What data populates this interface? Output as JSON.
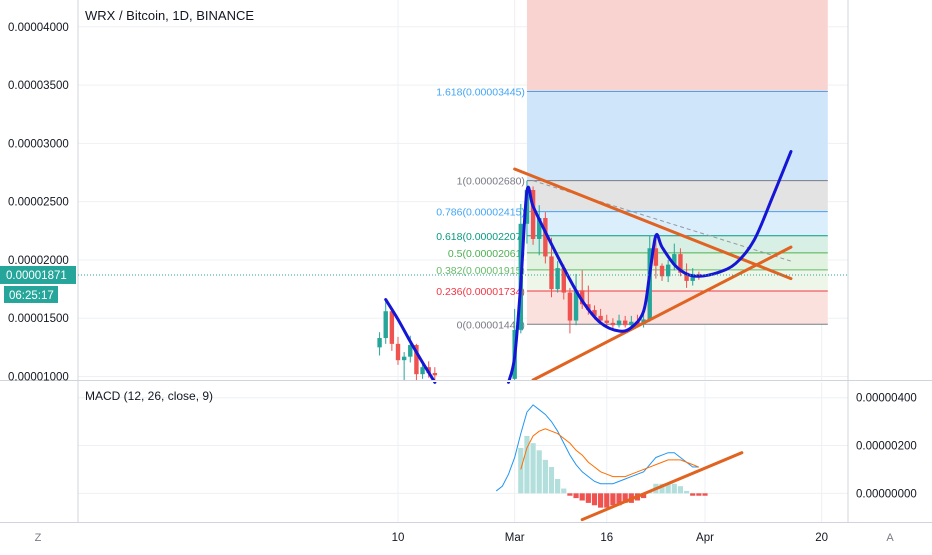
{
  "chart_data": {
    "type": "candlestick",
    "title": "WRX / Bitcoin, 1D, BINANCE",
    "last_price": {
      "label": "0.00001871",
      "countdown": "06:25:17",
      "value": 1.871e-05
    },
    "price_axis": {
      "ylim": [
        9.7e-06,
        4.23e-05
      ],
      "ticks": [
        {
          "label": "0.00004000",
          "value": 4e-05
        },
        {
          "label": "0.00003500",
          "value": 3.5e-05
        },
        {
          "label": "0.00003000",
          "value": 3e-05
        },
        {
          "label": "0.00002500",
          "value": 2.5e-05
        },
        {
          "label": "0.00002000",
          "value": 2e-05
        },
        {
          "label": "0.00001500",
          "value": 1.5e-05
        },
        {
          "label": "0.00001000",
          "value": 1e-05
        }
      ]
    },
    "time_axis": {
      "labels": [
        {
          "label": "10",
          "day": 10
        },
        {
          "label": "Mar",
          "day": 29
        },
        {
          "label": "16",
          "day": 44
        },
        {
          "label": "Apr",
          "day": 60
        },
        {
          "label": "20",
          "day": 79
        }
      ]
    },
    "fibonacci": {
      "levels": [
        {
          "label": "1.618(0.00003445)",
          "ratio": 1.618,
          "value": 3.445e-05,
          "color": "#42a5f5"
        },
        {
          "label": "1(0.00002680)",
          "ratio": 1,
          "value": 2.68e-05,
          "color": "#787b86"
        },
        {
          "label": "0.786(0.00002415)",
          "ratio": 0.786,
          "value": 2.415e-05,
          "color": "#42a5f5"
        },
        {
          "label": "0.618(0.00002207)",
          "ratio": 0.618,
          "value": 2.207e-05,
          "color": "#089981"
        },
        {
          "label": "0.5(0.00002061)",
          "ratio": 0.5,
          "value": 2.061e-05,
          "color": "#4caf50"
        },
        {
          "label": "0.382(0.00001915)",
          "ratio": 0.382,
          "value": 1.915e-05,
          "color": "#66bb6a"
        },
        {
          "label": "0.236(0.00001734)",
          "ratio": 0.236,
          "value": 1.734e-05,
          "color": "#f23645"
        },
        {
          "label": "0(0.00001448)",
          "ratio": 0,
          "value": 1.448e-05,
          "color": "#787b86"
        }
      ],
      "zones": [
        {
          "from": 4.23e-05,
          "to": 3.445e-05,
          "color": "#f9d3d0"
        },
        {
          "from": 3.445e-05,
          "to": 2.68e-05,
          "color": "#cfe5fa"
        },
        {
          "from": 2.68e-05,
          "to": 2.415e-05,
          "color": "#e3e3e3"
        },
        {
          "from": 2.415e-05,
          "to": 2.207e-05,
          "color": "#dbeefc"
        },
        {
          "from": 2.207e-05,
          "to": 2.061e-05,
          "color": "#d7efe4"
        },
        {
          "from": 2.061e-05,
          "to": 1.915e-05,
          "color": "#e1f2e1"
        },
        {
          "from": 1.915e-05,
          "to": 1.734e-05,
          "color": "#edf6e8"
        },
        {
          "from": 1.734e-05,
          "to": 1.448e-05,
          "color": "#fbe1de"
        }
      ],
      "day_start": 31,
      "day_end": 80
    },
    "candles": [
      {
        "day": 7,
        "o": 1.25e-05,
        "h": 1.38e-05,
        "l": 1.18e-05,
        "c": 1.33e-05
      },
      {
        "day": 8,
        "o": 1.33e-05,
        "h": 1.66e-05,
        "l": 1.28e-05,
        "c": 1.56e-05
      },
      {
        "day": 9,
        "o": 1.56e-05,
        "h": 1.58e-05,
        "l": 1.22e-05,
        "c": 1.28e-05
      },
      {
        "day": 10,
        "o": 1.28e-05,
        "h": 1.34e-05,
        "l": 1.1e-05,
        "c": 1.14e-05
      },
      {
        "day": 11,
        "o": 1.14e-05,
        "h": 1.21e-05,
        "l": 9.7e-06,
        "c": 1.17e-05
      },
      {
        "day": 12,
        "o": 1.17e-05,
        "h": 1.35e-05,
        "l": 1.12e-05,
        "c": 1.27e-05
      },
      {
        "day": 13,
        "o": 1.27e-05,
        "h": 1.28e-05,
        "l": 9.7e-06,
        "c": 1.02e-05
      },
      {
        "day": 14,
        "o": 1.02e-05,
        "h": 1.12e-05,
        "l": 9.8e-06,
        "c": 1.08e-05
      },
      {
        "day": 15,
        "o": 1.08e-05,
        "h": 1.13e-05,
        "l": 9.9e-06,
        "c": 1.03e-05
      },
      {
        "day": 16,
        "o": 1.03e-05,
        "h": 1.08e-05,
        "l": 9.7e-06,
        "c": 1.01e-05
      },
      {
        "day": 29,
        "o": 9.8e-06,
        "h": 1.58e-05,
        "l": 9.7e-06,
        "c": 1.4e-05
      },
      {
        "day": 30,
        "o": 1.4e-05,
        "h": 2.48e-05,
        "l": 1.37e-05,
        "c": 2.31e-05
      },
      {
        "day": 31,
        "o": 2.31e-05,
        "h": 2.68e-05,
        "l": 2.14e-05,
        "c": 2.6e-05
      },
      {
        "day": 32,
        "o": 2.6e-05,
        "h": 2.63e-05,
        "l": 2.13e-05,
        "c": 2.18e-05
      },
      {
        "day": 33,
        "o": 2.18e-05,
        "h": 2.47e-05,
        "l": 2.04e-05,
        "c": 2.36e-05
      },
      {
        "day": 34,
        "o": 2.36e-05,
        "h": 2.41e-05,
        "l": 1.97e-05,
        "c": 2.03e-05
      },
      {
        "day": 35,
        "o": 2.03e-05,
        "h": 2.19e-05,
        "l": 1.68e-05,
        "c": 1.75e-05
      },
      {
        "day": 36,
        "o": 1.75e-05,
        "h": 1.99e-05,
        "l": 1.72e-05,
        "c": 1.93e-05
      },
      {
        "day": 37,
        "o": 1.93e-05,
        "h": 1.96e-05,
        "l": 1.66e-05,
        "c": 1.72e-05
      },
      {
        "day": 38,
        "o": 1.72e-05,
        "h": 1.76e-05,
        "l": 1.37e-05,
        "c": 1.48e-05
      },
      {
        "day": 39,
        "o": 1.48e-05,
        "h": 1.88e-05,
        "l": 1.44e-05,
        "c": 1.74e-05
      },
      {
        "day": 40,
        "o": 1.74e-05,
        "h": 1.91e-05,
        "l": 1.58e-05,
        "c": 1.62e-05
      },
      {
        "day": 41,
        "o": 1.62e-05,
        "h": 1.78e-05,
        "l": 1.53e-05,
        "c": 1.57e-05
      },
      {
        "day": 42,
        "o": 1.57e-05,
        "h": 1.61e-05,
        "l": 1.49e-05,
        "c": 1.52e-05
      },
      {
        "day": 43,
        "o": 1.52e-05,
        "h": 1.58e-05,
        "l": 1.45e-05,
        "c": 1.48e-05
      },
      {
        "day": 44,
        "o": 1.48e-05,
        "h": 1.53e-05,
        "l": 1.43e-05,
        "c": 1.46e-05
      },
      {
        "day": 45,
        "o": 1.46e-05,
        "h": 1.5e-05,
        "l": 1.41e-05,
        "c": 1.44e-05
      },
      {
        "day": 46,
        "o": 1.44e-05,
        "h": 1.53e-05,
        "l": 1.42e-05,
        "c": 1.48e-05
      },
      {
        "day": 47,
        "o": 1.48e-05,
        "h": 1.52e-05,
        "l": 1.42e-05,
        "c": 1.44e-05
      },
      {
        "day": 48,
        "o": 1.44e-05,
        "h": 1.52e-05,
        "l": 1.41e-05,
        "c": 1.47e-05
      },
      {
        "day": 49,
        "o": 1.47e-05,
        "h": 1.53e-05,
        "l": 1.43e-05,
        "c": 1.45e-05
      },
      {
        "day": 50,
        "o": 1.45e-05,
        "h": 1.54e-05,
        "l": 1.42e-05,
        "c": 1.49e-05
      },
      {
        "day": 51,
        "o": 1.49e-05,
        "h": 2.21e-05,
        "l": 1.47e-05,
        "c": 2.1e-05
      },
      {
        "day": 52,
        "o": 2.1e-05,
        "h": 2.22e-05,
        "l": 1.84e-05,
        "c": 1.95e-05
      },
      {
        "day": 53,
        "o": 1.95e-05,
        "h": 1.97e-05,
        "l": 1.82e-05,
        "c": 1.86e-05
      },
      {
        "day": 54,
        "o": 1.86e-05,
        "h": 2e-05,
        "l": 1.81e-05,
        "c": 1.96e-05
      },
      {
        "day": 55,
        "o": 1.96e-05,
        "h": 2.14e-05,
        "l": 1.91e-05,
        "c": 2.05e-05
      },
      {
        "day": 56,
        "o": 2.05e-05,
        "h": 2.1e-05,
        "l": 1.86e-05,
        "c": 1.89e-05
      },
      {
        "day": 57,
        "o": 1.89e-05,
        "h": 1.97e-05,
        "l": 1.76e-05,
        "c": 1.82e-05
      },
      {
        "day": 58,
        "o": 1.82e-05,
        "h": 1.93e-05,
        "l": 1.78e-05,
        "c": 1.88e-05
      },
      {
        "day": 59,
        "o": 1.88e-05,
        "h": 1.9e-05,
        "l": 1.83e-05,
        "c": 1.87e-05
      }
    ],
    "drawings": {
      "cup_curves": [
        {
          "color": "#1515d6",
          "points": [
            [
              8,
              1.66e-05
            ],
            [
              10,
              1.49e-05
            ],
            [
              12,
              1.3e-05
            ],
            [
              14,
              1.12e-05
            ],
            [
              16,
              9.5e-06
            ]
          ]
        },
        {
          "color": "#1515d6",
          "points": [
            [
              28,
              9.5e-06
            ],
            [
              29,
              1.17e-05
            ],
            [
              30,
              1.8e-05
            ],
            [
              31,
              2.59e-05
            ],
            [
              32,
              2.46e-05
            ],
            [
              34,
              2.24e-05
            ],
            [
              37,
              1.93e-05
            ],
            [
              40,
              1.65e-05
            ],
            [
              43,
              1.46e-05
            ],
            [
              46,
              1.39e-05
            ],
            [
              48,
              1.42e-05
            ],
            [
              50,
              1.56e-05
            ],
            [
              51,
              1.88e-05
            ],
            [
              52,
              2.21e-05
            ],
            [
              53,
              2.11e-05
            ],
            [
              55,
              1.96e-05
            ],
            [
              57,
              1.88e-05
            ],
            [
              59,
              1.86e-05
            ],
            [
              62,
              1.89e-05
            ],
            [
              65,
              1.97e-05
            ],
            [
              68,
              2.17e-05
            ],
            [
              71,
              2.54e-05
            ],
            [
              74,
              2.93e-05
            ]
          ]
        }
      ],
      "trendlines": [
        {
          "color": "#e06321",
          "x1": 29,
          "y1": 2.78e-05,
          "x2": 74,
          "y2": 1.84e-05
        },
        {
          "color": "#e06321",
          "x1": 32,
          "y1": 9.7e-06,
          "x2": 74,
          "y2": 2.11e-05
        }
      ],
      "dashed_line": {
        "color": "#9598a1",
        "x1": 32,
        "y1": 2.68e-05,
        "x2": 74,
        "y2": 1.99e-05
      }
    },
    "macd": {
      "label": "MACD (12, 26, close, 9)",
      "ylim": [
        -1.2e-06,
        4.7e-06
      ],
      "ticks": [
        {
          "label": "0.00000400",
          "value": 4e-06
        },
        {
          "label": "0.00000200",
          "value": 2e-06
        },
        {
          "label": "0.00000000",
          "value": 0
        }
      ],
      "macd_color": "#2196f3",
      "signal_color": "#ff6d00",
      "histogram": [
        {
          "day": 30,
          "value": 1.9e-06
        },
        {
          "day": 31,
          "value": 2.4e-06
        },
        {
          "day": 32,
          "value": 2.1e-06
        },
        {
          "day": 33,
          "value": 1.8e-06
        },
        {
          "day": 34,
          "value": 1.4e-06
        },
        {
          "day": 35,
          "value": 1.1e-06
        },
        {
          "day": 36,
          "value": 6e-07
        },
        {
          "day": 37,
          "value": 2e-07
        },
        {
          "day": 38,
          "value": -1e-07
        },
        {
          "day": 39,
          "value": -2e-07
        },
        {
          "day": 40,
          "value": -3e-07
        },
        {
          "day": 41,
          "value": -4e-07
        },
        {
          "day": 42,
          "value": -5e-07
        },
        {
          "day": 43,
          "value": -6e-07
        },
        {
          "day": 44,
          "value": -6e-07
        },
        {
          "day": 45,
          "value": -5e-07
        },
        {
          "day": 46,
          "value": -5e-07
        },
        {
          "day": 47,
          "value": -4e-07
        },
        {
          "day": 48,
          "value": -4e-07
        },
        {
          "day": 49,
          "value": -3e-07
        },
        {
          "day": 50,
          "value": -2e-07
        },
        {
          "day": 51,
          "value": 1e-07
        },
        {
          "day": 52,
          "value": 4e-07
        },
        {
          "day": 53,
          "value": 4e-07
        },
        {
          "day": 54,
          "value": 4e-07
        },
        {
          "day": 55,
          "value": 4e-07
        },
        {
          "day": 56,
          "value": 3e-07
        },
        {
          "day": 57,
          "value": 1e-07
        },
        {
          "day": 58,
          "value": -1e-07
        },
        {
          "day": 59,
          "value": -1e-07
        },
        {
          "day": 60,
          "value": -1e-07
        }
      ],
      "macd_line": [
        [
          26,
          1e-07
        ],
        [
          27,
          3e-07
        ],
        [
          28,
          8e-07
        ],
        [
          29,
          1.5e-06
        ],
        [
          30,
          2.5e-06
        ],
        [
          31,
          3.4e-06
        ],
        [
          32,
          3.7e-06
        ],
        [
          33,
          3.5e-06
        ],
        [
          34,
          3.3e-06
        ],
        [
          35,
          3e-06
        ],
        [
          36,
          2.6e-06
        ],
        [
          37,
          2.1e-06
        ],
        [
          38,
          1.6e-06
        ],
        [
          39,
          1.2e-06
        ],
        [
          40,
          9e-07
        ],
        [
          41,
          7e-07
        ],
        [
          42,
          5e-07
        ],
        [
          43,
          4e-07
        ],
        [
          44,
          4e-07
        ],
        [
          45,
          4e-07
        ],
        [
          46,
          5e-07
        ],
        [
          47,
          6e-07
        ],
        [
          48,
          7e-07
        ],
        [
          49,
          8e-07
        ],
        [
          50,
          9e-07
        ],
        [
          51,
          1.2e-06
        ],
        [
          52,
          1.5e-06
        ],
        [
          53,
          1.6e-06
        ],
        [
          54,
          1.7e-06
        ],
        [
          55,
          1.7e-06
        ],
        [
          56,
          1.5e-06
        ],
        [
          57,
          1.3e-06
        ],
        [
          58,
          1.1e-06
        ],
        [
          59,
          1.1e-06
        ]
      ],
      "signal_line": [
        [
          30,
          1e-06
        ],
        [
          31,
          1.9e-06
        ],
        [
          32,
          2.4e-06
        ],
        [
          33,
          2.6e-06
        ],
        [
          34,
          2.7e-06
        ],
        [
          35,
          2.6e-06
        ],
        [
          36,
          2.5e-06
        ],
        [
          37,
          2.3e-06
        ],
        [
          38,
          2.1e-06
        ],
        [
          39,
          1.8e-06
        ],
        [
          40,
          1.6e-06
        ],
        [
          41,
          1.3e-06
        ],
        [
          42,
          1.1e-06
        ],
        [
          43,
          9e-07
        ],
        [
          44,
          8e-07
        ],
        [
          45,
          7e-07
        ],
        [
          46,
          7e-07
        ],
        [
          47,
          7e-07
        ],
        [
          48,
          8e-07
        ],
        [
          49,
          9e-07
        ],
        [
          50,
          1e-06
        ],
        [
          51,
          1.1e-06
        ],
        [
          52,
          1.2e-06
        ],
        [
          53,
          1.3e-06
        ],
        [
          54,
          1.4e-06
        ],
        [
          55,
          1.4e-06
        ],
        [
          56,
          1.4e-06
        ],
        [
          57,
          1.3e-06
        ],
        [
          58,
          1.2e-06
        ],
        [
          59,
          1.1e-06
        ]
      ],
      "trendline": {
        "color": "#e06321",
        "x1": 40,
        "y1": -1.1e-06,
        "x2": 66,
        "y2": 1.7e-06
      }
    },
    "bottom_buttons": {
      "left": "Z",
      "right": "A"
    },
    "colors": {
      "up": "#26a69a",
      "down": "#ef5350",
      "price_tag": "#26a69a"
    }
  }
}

______________________________

» **Stated problem**
Where a line in the material above holds "ratio", copy that line.

» **Reply to the task**
          "ratio": 1.618,
          "ratio": 1,
          "ratio": 0.786,
          "ratio": 0.618,
          "ratio": 0.5,
          "ratio": 0.382,
          "ratio": 0.236,
          "ratio": 0,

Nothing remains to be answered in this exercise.